**Chart and figure data:**
******************************

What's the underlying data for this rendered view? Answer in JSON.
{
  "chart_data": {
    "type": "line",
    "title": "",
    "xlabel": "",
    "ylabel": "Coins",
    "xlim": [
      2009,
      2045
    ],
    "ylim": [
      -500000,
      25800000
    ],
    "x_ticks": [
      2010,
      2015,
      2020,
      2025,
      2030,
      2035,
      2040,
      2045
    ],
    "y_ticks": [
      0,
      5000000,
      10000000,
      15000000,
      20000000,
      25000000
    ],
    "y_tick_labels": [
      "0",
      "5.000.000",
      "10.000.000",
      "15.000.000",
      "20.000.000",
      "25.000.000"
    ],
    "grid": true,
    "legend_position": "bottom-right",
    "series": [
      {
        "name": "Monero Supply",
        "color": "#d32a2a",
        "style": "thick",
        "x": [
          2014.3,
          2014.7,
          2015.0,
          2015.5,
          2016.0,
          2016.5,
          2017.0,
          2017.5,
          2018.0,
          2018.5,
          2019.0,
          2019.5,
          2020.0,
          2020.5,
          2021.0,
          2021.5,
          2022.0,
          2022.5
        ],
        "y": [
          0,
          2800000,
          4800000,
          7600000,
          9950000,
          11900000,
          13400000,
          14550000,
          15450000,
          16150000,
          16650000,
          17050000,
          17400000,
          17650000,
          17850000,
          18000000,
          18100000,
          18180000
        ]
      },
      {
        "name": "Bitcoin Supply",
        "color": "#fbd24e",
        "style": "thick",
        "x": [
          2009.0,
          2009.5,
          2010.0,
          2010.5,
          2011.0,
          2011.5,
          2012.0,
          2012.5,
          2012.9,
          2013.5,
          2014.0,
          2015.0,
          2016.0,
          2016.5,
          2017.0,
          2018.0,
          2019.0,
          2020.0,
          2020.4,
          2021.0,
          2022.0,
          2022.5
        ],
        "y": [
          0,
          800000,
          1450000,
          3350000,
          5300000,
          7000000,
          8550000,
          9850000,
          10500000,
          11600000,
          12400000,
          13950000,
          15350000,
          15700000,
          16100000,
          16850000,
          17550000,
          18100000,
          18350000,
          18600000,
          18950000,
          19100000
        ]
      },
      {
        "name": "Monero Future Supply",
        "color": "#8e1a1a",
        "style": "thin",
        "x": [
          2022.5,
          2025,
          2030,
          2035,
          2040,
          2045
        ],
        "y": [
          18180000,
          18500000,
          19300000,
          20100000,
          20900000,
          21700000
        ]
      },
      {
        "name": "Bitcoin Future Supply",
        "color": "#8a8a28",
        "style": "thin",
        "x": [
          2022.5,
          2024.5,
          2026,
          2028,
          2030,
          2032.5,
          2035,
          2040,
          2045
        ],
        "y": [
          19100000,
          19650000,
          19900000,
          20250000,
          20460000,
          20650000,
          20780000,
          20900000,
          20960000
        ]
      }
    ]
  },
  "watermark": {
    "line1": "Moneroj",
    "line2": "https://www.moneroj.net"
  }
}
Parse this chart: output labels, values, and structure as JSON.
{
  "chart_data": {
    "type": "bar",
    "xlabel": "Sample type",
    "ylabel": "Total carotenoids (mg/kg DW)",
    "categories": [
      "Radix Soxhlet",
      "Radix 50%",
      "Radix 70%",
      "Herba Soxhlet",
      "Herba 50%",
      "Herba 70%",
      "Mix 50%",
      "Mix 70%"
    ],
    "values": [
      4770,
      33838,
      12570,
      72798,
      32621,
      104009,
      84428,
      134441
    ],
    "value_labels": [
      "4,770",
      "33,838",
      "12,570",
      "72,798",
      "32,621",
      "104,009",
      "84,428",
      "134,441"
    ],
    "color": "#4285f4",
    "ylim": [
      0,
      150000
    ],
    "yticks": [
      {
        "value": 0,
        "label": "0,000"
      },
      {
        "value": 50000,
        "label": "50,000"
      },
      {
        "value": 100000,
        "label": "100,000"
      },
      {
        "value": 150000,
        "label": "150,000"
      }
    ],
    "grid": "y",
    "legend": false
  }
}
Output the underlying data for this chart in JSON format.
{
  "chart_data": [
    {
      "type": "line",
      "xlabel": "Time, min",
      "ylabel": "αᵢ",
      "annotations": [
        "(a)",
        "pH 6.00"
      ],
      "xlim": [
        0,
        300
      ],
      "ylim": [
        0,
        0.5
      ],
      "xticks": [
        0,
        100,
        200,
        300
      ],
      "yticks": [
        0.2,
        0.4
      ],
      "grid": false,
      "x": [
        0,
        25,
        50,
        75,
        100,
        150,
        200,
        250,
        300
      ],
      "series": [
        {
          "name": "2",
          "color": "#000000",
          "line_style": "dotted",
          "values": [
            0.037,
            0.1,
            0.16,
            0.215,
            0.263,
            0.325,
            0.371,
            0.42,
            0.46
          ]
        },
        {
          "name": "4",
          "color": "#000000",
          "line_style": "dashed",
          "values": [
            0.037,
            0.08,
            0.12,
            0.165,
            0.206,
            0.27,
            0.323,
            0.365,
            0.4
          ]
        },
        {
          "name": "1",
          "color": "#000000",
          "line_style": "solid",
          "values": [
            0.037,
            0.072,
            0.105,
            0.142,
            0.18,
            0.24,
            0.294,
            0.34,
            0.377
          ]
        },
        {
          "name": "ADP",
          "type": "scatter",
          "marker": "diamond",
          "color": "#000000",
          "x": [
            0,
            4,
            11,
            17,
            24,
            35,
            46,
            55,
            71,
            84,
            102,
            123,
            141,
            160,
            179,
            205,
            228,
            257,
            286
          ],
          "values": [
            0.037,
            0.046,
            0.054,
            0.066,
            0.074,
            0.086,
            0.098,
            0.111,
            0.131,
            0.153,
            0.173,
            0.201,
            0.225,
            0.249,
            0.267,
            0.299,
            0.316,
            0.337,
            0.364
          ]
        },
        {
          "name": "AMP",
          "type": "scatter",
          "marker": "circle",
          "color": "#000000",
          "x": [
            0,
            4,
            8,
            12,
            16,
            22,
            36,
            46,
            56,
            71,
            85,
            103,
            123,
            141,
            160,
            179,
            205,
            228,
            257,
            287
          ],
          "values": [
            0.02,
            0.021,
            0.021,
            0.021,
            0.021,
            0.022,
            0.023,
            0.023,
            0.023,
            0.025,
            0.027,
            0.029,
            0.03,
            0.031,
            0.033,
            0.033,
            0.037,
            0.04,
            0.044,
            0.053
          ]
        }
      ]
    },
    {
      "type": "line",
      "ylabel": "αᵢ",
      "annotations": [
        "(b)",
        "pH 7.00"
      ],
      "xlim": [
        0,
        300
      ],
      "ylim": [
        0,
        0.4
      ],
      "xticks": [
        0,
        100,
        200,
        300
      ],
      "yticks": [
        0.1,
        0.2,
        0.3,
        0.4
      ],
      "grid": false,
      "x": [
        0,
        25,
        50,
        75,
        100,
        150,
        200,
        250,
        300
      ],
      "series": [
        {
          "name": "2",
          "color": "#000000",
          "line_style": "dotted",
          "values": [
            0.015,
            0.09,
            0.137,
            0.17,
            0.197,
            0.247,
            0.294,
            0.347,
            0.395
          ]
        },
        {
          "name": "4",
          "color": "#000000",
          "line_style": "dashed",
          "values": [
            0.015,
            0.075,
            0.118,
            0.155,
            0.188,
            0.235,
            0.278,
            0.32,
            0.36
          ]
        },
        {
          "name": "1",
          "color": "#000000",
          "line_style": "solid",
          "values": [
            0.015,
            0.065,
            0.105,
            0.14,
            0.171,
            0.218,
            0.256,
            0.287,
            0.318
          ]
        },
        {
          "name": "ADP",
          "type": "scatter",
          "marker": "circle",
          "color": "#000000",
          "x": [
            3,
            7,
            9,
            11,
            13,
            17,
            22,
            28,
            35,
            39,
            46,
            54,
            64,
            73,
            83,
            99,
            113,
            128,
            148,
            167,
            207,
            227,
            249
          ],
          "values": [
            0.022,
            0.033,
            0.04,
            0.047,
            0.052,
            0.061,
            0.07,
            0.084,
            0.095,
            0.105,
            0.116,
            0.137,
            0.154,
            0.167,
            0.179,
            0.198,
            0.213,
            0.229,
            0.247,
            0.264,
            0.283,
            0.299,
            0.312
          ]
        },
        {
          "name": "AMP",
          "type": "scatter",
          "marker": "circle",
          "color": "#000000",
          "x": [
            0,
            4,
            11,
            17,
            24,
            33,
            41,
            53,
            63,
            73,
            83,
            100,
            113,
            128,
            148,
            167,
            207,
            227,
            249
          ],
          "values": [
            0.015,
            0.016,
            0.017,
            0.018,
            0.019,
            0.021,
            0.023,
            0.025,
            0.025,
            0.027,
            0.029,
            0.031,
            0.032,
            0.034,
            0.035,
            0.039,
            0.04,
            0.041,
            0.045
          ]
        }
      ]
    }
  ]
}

******************************

**Given instruction:** Search the data for the string "Bitcoin" and copy each line where it appears.

**In response:**
        "name": "Bitcoin Supply",
        "name": "Bitcoin Future Supply",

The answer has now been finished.